Problem to work on
Please find all lines in the data that hold the string "production" and copy them.

A run of records

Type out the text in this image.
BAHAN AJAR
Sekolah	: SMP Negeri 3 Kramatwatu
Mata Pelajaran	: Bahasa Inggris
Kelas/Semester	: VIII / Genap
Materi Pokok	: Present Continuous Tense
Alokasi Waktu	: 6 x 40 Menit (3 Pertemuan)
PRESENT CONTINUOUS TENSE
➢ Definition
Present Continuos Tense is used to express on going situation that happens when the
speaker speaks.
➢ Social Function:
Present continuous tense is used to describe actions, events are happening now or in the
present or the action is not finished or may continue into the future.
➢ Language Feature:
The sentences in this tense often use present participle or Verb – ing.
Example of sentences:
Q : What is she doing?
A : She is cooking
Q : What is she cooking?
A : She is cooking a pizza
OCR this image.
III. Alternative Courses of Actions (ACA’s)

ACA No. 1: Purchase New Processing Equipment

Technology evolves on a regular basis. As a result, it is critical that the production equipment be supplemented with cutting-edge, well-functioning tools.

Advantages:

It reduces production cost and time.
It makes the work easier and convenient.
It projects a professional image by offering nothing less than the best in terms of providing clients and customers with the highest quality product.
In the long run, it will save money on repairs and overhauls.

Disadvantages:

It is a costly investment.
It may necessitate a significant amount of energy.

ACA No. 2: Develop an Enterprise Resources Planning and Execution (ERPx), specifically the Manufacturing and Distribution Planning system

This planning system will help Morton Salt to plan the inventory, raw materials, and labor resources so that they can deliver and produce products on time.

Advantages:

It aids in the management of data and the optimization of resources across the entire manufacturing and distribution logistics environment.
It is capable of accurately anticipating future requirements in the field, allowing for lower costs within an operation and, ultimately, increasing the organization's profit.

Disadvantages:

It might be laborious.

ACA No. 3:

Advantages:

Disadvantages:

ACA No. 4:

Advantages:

Reply
Technology evolves on a regular basis. As a result, it is critical that the production equipment be supplemented with cutting-edge, well-functioning tools.
It reduces production cost and time.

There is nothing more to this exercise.